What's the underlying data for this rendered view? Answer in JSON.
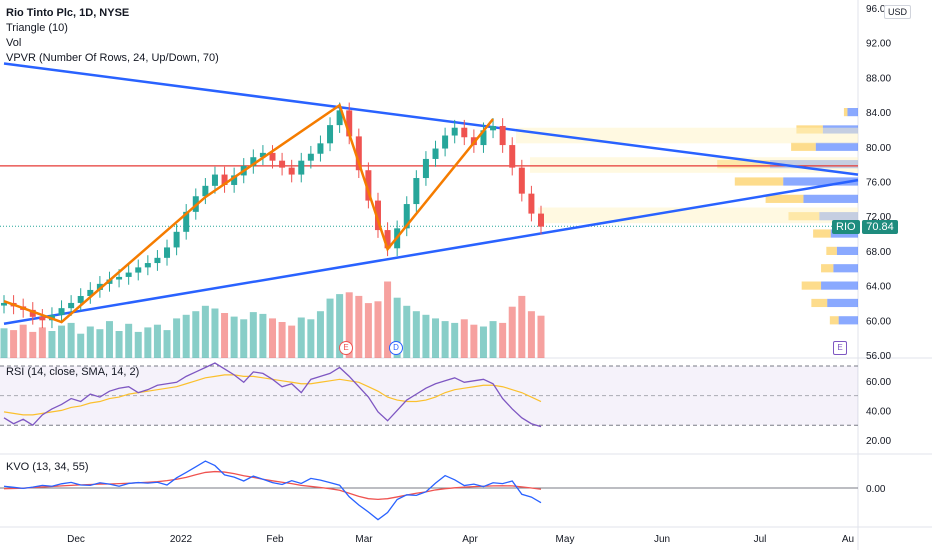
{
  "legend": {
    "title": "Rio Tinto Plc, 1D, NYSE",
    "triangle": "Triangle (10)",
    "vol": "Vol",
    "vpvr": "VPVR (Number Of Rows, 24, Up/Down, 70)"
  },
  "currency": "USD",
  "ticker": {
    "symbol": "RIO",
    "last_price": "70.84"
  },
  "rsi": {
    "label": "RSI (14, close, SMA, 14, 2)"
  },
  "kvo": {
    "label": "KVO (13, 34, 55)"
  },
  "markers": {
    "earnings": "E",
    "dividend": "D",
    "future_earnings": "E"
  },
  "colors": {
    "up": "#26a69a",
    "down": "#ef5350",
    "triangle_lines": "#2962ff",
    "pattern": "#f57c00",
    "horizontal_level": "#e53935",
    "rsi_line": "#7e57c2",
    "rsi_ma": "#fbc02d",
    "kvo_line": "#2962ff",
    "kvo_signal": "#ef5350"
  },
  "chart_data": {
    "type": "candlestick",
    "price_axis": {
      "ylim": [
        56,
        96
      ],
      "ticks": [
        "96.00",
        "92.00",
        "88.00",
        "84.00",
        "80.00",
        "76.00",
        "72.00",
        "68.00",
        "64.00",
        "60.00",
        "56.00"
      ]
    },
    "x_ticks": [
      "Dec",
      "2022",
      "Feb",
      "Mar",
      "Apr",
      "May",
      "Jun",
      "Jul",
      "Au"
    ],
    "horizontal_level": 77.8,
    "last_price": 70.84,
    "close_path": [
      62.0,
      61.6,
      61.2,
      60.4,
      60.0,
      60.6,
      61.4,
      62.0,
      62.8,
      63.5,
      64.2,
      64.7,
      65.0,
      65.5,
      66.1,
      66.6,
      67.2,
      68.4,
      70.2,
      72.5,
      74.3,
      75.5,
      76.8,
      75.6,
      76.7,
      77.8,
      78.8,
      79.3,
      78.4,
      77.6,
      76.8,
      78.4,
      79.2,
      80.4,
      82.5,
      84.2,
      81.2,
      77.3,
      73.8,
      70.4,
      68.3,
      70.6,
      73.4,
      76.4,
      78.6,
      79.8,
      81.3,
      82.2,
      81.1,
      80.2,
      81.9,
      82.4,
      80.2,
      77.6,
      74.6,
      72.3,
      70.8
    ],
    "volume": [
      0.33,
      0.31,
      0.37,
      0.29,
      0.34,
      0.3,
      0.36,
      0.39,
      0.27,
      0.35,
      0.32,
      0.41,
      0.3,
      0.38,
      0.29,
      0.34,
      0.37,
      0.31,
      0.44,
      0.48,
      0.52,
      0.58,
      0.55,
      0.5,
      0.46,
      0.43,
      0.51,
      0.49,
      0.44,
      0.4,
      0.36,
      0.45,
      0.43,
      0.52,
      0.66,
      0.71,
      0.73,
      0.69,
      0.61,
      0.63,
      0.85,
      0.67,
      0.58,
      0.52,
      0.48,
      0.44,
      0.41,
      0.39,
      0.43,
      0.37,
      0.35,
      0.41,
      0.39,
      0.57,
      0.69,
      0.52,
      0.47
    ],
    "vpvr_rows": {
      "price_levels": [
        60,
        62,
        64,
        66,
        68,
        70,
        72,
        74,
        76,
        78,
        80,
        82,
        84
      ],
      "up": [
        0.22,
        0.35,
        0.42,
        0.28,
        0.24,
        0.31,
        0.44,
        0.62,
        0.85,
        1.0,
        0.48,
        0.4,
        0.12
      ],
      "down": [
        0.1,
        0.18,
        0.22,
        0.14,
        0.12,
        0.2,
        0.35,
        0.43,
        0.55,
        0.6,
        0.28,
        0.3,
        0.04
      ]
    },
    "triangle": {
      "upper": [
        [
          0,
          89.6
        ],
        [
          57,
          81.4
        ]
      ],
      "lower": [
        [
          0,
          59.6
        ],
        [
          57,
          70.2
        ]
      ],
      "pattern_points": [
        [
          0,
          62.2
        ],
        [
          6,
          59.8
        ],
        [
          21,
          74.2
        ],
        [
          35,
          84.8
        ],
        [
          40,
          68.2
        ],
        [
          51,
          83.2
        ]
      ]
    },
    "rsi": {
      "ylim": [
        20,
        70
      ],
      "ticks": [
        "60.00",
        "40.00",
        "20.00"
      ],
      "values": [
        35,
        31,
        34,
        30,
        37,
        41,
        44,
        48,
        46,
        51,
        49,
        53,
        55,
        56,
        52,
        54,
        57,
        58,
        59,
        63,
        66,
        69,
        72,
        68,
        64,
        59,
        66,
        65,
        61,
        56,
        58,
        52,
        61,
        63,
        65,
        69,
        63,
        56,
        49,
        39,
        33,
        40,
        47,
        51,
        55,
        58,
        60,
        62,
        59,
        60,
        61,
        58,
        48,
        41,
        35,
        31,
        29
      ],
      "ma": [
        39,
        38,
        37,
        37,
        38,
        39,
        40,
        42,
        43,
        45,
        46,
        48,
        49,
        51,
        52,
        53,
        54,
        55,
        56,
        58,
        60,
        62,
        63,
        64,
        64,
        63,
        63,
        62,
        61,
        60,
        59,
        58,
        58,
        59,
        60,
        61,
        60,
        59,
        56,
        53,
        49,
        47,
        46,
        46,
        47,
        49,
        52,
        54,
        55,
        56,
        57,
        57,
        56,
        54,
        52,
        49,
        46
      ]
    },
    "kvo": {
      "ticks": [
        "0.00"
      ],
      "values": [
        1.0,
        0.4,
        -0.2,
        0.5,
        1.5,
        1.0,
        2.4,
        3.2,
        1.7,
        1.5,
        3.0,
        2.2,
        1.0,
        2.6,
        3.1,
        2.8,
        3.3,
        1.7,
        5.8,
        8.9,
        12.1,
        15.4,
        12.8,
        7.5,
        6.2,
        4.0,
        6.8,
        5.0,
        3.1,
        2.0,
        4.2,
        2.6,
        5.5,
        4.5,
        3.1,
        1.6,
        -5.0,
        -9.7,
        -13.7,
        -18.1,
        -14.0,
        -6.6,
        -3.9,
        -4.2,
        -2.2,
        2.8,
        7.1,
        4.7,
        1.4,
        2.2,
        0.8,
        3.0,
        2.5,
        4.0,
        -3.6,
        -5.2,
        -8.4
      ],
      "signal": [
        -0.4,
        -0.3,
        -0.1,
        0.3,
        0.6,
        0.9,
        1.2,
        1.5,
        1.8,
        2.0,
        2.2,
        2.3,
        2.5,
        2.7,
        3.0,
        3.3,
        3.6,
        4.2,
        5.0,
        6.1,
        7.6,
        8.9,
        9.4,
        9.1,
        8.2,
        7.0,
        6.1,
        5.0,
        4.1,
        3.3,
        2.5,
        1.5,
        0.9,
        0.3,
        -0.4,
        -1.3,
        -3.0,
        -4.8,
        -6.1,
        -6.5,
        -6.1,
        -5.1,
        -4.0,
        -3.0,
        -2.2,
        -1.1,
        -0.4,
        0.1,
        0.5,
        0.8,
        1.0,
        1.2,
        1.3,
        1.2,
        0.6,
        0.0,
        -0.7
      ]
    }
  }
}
◆ ◆ ◆ ◆ ◆
Reproduce every record above exactly, but leave out the pictures.

What's the underlying data for this rendered view? Answer in JSON.
{
  "legend": {
    "title": "Rio Tinto Plc, 1D, NYSE",
    "triangle": "Triangle (10)",
    "vol": "Vol",
    "vpvr": "VPVR (Number Of Rows, 24, Up/Down, 70)"
  },
  "currency": "USD",
  "ticker": {
    "symbol": "RIO",
    "last_price": "70.84"
  },
  "rsi": {
    "label": "RSI (14, close, SMA, 14, 2)"
  },
  "kvo": {
    "label": "KVO (13, 34, 55)"
  },
  "markers": {
    "earnings": "E",
    "dividend": "D",
    "future_earnings": "E"
  },
  "colors": {
    "up": "#26a69a",
    "down": "#ef5350",
    "triangle_lines": "#2962ff",
    "pattern": "#f57c00",
    "horizontal_level": "#e53935",
    "rsi_line": "#7e57c2",
    "rsi_ma": "#fbc02d",
    "kvo_line": "#2962ff",
    "kvo_signal": "#ef5350"
  },
  "chart_data": {
    "type": "candlestick",
    "price_axis": {
      "ylim": [
        56,
        96
      ],
      "ticks": [
        "96.00",
        "92.00",
        "88.00",
        "84.00",
        "80.00",
        "76.00",
        "72.00",
        "68.00",
        "64.00",
        "60.00",
        "56.00"
      ]
    },
    "x_ticks": [
      "Dec",
      "2022",
      "Feb",
      "Mar",
      "Apr",
      "May",
      "Jun",
      "Jul",
      "Au"
    ],
    "horizontal_level": 77.8,
    "last_price": 70.84,
    "close_path": [
      62.0,
      61.6,
      61.2,
      60.4,
      60.0,
      60.6,
      61.4,
      62.0,
      62.8,
      63.5,
      64.2,
      64.7,
      65.0,
      65.5,
      66.1,
      66.6,
      67.2,
      68.4,
      70.2,
      72.5,
      74.3,
      75.5,
      76.8,
      75.6,
      76.7,
      77.8,
      78.8,
      79.3,
      78.4,
      77.6,
      76.8,
      78.4,
      79.2,
      80.4,
      82.5,
      84.2,
      81.2,
      77.3,
      73.8,
      70.4,
      68.3,
      70.6,
      73.4,
      76.4,
      78.6,
      79.8,
      81.3,
      82.2,
      81.1,
      80.2,
      81.9,
      82.4,
      80.2,
      77.6,
      74.6,
      72.3,
      70.8
    ],
    "volume": [
      0.33,
      0.31,
      0.37,
      0.29,
      0.34,
      0.3,
      0.36,
      0.39,
      0.27,
      0.35,
      0.32,
      0.41,
      0.3,
      0.38,
      0.29,
      0.34,
      0.37,
      0.31,
      0.44,
      0.48,
      0.52,
      0.58,
      0.55,
      0.5,
      0.46,
      0.43,
      0.51,
      0.49,
      0.44,
      0.4,
      0.36,
      0.45,
      0.43,
      0.52,
      0.66,
      0.71,
      0.73,
      0.69,
      0.61,
      0.63,
      0.85,
      0.67,
      0.58,
      0.52,
      0.48,
      0.44,
      0.41,
      0.39,
      0.43,
      0.37,
      0.35,
      0.41,
      0.39,
      0.57,
      0.69,
      0.52,
      0.47
    ],
    "vpvr_rows": {
      "price_levels": [
        60,
        62,
        64,
        66,
        68,
        70,
        72,
        74,
        76,
        78,
        80,
        82,
        84
      ],
      "up": [
        0.22,
        0.35,
        0.42,
        0.28,
        0.24,
        0.31,
        0.44,
        0.62,
        0.85,
        1.0,
        0.48,
        0.4,
        0.12
      ],
      "down": [
        0.1,
        0.18,
        0.22,
        0.14,
        0.12,
        0.2,
        0.35,
        0.43,
        0.55,
        0.6,
        0.28,
        0.3,
        0.04
      ]
    },
    "triangle": {
      "upper": [
        [
          0,
          89.6
        ],
        [
          57,
          81.4
        ]
      ],
      "lower": [
        [
          0,
          59.6
        ],
        [
          57,
          70.2
        ]
      ],
      "pattern_points": [
        [
          0,
          62.2
        ],
        [
          6,
          59.8
        ],
        [
          21,
          74.2
        ],
        [
          35,
          84.8
        ],
        [
          40,
          68.2
        ],
        [
          51,
          83.2
        ]
      ]
    },
    "rsi": {
      "ylim": [
        20,
        70
      ],
      "ticks": [
        "60.00",
        "40.00",
        "20.00"
      ],
      "values": [
        35,
        31,
        34,
        30,
        37,
        41,
        44,
        48,
        46,
        51,
        49,
        53,
        55,
        56,
        52,
        54,
        57,
        58,
        59,
        63,
        66,
        69,
        72,
        68,
        64,
        59,
        66,
        65,
        61,
        56,
        58,
        52,
        61,
        63,
        65,
        69,
        63,
        56,
        49,
        39,
        33,
        40,
        47,
        51,
        55,
        58,
        60,
        62,
        59,
        60,
        61,
        58,
        48,
        41,
        35,
        31,
        29
      ],
      "ma": [
        39,
        38,
        37,
        37,
        38,
        39,
        40,
        42,
        43,
        45,
        46,
        48,
        49,
        51,
        52,
        53,
        54,
        55,
        56,
        58,
        60,
        62,
        63,
        64,
        64,
        63,
        63,
        62,
        61,
        60,
        59,
        58,
        58,
        59,
        60,
        61,
        60,
        59,
        56,
        53,
        49,
        47,
        46,
        46,
        47,
        49,
        52,
        54,
        55,
        56,
        57,
        57,
        56,
        54,
        52,
        49,
        46
      ]
    },
    "kvo": {
      "ticks": [
        "0.00"
      ],
      "values": [
        1.0,
        0.4,
        -0.2,
        0.5,
        1.5,
        1.0,
        2.4,
        3.2,
        1.7,
        1.5,
        3.0,
        2.2,
        1.0,
        2.6,
        3.1,
        2.8,
        3.3,
        1.7,
        5.8,
        8.9,
        12.1,
        15.4,
        12.8,
        7.5,
        6.2,
        4.0,
        6.8,
        5.0,
        3.1,
        2.0,
        4.2,
        2.6,
        5.5,
        4.5,
        3.1,
        1.6,
        -5.0,
        -9.7,
        -13.7,
        -18.1,
        -14.0,
        -6.6,
        -3.9,
        -4.2,
        -2.2,
        2.8,
        7.1,
        4.7,
        1.4,
        2.2,
        0.8,
        3.0,
        2.5,
        4.0,
        -3.6,
        -5.2,
        -8.4
      ],
      "signal": [
        -0.4,
        -0.3,
        -0.1,
        0.3,
        0.6,
        0.9,
        1.2,
        1.5,
        1.8,
        2.0,
        2.2,
        2.3,
        2.5,
        2.7,
        3.0,
        3.3,
        3.6,
        4.2,
        5.0,
        6.1,
        7.6,
        8.9,
        9.4,
        9.1,
        8.2,
        7.0,
        6.1,
        5.0,
        4.1,
        3.3,
        2.5,
        1.5,
        0.9,
        0.3,
        -0.4,
        -1.3,
        -3.0,
        -4.8,
        -6.1,
        -6.5,
        -6.1,
        -5.1,
        -4.0,
        -3.0,
        -2.2,
        -1.1,
        -0.4,
        0.1,
        0.5,
        0.8,
        1.0,
        1.2,
        1.3,
        1.2,
        0.6,
        0.0,
        -0.7
      ]
    }
  }
}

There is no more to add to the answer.